Roads made Roman history, and with the development of roads everywhere comes the evolution of a country. A wagon road in the settlement of Alabama counted for more than a nickle plate railway does at the present time, because the railway is simply an improvement while the wagon road was the essential beginning. Back of them were the Indian trails, which we are now to consider.

Peter Joseph Hamilton (findagrave.com)


The Chickasaws and Choctaws were generally hostile and no regular roads were to be found between them. The Cherokees were not sufficiently identified with the Gulf history to leave much trace in our section. But the Choctaws seem to have had a path which crossed the Bigbee at or near McGrew’s Shoals, ran thence along the Alabama, and about Cahaba crossed this river to the Upper Creeks, while the Creeks themselves had quite a system of roads. The routes of the Spanish explorers followed these lines also.

Roughly, we may say the Creeks extended from somewhat east of the Tombigbee eastwardly to the Ocmulgee or Oconee. So we might expect that there would be a trail from the east Georgia region northwestwardly to the Cherokees, another towards the famous towns of Cosa, or Coosa, commanding the Upper Coosa River, “an old beloved town” or city of refuge, and a third westwardly to Coweta on the Chattahooche and the capital Tookabatcha on the Tallapoosa. The trails we would expect to concentrate in what is now east Georgia and pass eastwardly to the Atlantic coast tribes. The lower Creeks again might be expected to have a route of their own to St. Mary’s River and the coast.

1795 map of Georgia and Alabama showing Indian territory

And these seem to have been the actual routes. The first was called the High Town Path, and started from High Shoals on a branch of the Oconee, crossing the Chattahooche at Shallow Ford north of the present city of Atlanta, whence it went to High Town or Etowah, Turkey Town, and the other villages nearest the Cherokees, continuing ultimately to the Chickasaws. The second, or upper trail, crossed the same river considerably -further down. The third, or southern trail, came from Rock Landing on the Oconee, (below our Milledgeville), and proceeded westwardly, crossing the Chattahooche in canoes about Cusseta and Coweta, (be1ow Columbus). After reaching Tookabatcha, it turned north on the west side of the Coosa River to Coosa Town. On or near this route were subsequently established Ft.-Hawkins, Macon and the Flint River Creek agency in Georgia, and it was varied afterwards on the Alabama side to connect both with the British at Okfuskee and the French at Ft. Toulouse, below our Wctumpka. The fourth route (that from the Lower Creeks) fell into disuse as the whites appropriated the Atlantic coast of Georgia.

The Creek trails to the southwest were less numerous, but we know there was one south of the Alabama River, which, as above noted, branched across that river to the west to reach the Choctaws, while another branch continued southwestwardly towards the Mobile and Pensacola country, pursuing ridge routes where possible.

=-=-=

Reproduce the passage on Indian trails word for word, starting at "The Creek trails" and ending at "routes where possible.". Use only the passage on Indian trails.

[Image-based layout entries]

=-=-=

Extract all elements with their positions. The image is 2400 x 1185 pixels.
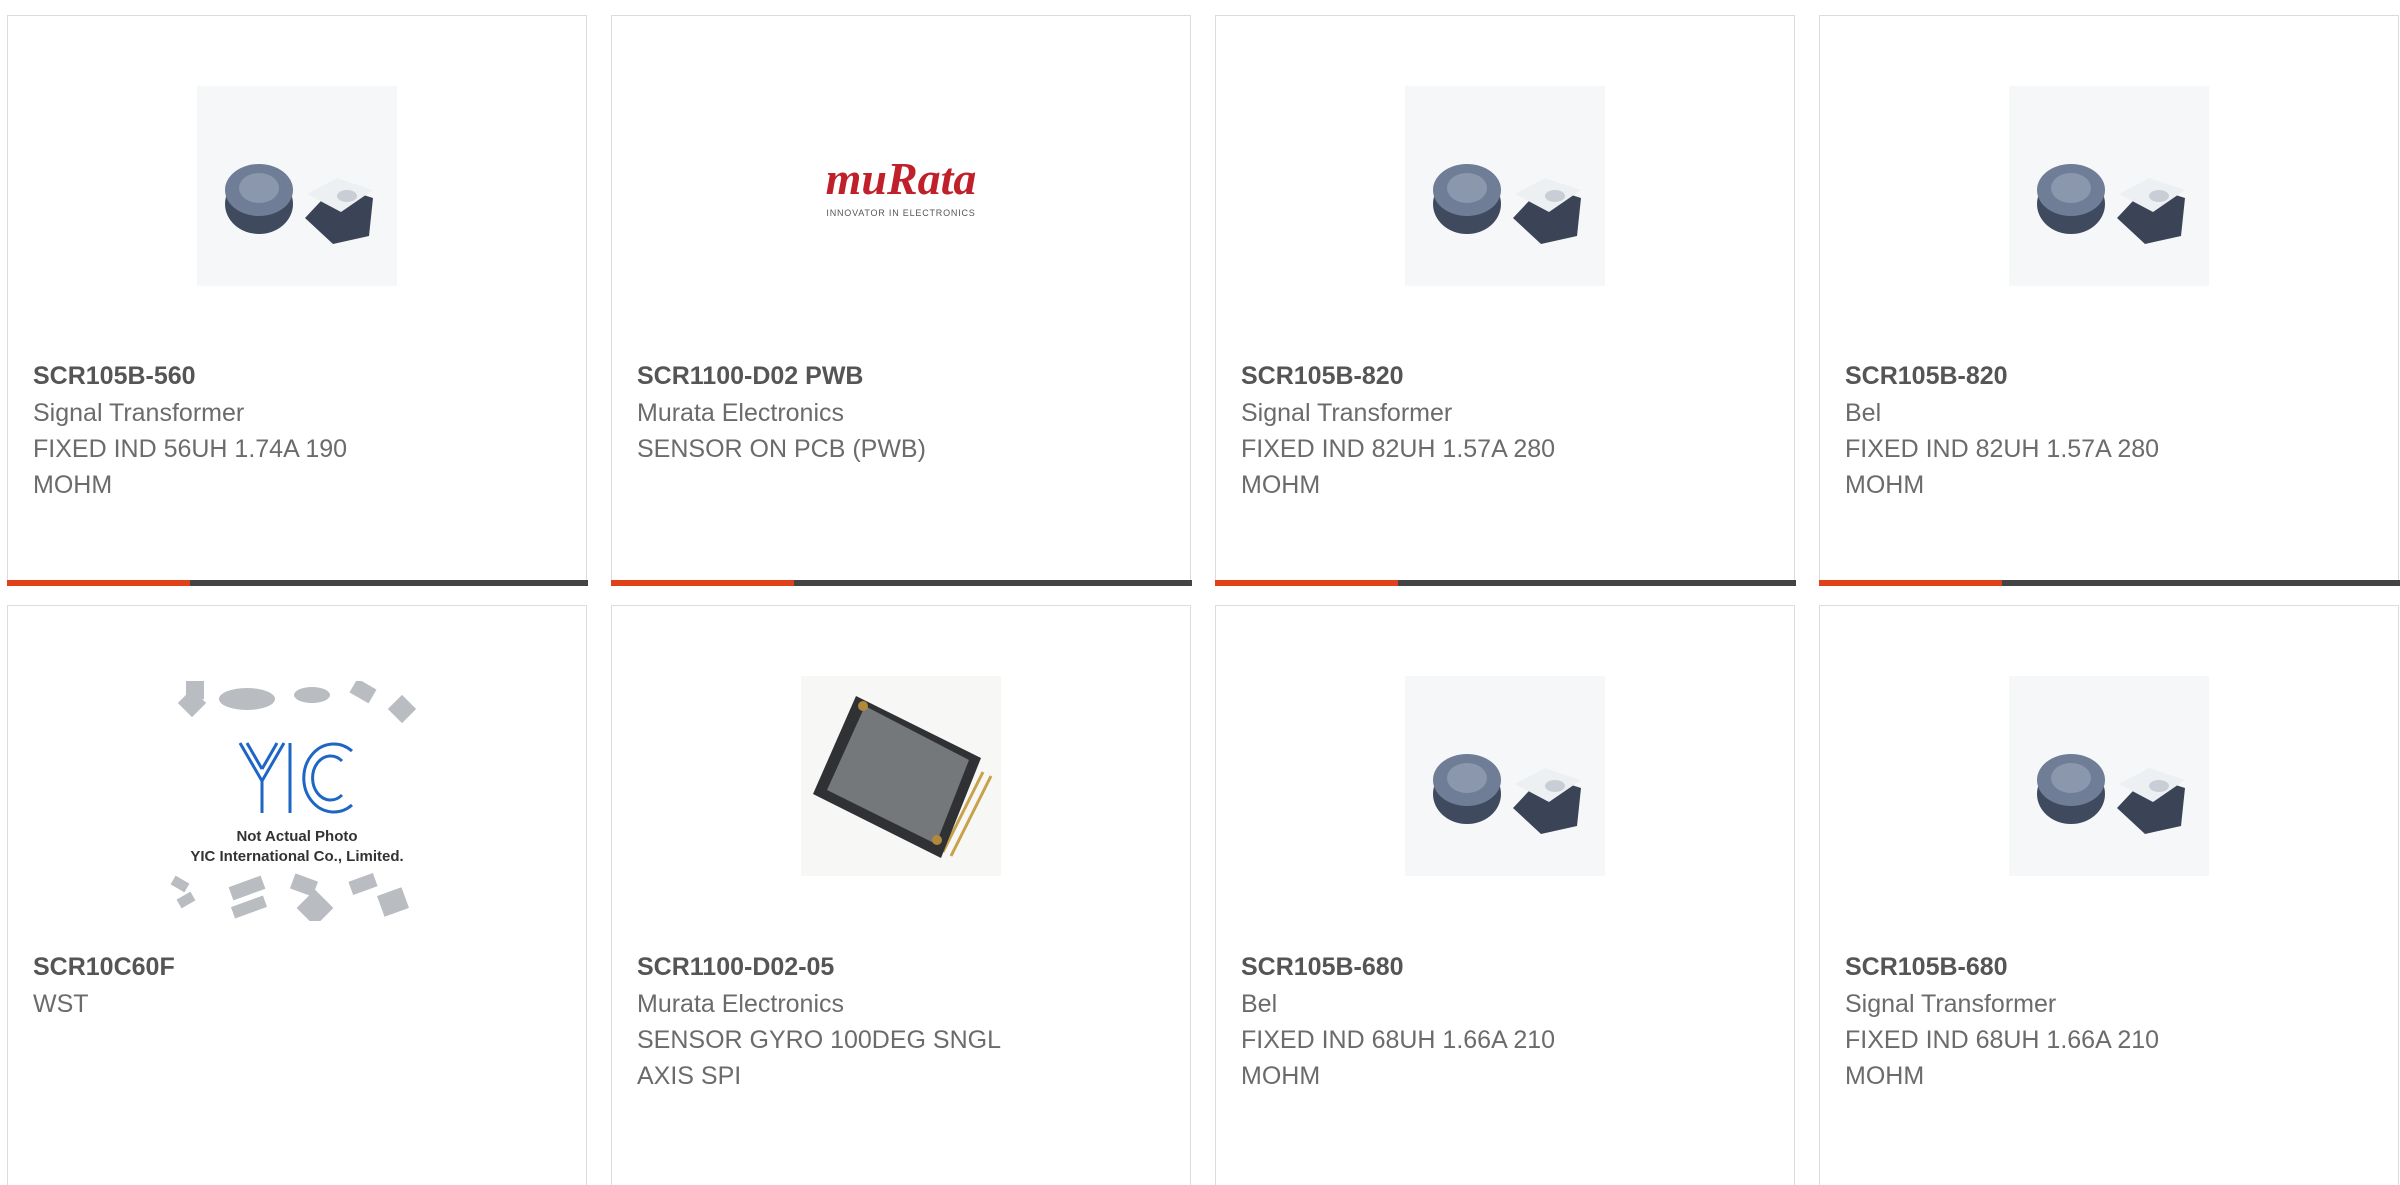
product-image-inductor[interactable] <box>197 86 397 286</box>
manufacturer: Murata Electronics <box>637 399 845 427</box>
description: MOHM <box>1241 471 1321 499</box>
manufacturer: Murata Electronics <box>637 990 845 1018</box>
placeholder-line-2: YIC International Co., Limited. <box>190 848 403 865</box>
product-image-inductor[interactable] <box>2009 676 2209 876</box>
product-card[interactable]: Not Actual Photo YIC International Co., … <box>7 605 587 1185</box>
part-number[interactable]: SCR105B-680 <box>1845 949 2373 986</box>
card-bar <box>6 579 588 586</box>
description: FIXED IND 56UH 1.74A 190 <box>33 435 348 463</box>
not-actual-photo-icon: Not Actual Photo YIC International Co., … <box>170 681 417 921</box>
description: MOHM <box>1241 1062 1321 1090</box>
inductor-icon <box>1405 676 1605 876</box>
product-image-inductor[interactable] <box>1405 676 1605 876</box>
description: MOHM <box>33 471 113 499</box>
product-image-chip[interactable] <box>801 676 1001 876</box>
inductor-icon <box>1405 86 1605 286</box>
manufacturer: Bel <box>1241 990 1278 1018</box>
description: FIXED IND 68UH 1.66A 210 <box>1241 1026 1556 1054</box>
description: MOHM <box>1845 471 1925 499</box>
card-bar-accent <box>1214 579 1398 586</box>
product-card[interactable]: SCR105B-680 Bel FIXED IND 68UH 1.66A 210… <box>1215 605 1795 1185</box>
product-card[interactable]: SCR105B-820 Bel FIXED IND 82UH 1.57A 280… <box>1818 15 2400 586</box>
description: FIXED IND 68UH 1.66A 210 <box>1845 1026 2160 1054</box>
card-bar <box>610 579 1192 586</box>
inductor-icon <box>197 86 397 286</box>
product-card[interactable]: SCR1100-D02-05 Murata Electronics SENSOR… <box>611 605 1191 1185</box>
card-bar-accent <box>610 579 794 586</box>
description: AXIS SPI <box>637 1062 742 1090</box>
product-image-inductor[interactable] <box>1405 86 1605 286</box>
part-number[interactable]: SCR105B-820 <box>1845 358 2373 395</box>
description: MOHM <box>1845 1062 1925 1090</box>
manufacturer: Signal Transformer <box>1241 399 1453 427</box>
product-card[interactable]: muRata INNOVATOR IN ELECTRONICS SCR1100-… <box>610 15 1192 586</box>
placeholder-line-1: Not Actual Photo <box>236 828 357 845</box>
ic-chip-icon <box>801 676 1001 876</box>
manufacturer: Signal Transformer <box>33 399 245 427</box>
product-card[interactable]: SCR105B-820 Signal Transformer FIXED IND… <box>1214 15 1796 586</box>
card-bar <box>1214 579 1796 586</box>
part-number[interactable]: SCR105B-680 <box>1241 949 1769 986</box>
part-number[interactable]: SCR105B-820 <box>1241 358 1769 395</box>
murata-logo-icon: muRata INNOVATOR IN ELECTRONICS <box>826 153 977 218</box>
manufacturer: WST <box>33 990 89 1018</box>
card-bar-accent <box>6 579 190 586</box>
inductor-icon <box>2009 676 2209 876</box>
product-card[interactable]: SCR105B-560 Signal Transformer FIXED IND… <box>6 15 588 586</box>
part-number[interactable]: SCR10C60F <box>33 949 561 986</box>
card-bar-accent <box>1818 579 2002 586</box>
card-bar <box>1818 579 2400 586</box>
product-image-inductor[interactable] <box>2009 86 2209 286</box>
manufacturer: Signal Transformer <box>1845 990 2057 1018</box>
part-number[interactable]: SCR1100-D02 PWB <box>637 358 1165 395</box>
inductor-icon <box>2009 86 2209 286</box>
product-grid: SCR105B-560 Signal Transformer FIXED IND… <box>0 0 2400 1185</box>
product-image-logo[interactable]: muRata INNOVATOR IN ELECTRONICS <box>801 86 1001 286</box>
product-card[interactable]: SCR105B-680 Signal Transformer FIXED IND… <box>1819 605 2399 1185</box>
description: SENSOR GYRO 100DEG SNGL <box>637 1026 1002 1054</box>
product-image-placeholder[interactable]: Not Actual Photo YIC International Co., … <box>152 681 442 921</box>
murata-logo-text: muRata <box>826 153 977 204</box>
part-number[interactable]: SCR1100-D02-05 <box>637 949 1165 986</box>
description: FIXED IND 82UH 1.57A 280 <box>1845 435 2160 463</box>
description: SENSOR ON PCB (PWB) <box>637 435 926 463</box>
description: FIXED IND 82UH 1.57A 280 <box>1241 435 1556 463</box>
part-number[interactable]: SCR105B-560 <box>33 358 561 395</box>
manufacturer: Bel <box>1845 399 1882 427</box>
murata-tagline: INNOVATOR IN ELECTRONICS <box>826 208 975 218</box>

=-=-=

Written answer:
The Creek trails to the southwest were less numerous, but we know there was one south of the Alabama River, which, as above noted, branched across that river to the west to reach the Choctaws, while another branch continued southwestwardly towards the Mobile and Pensacola country, pursuing ridge routes where possible.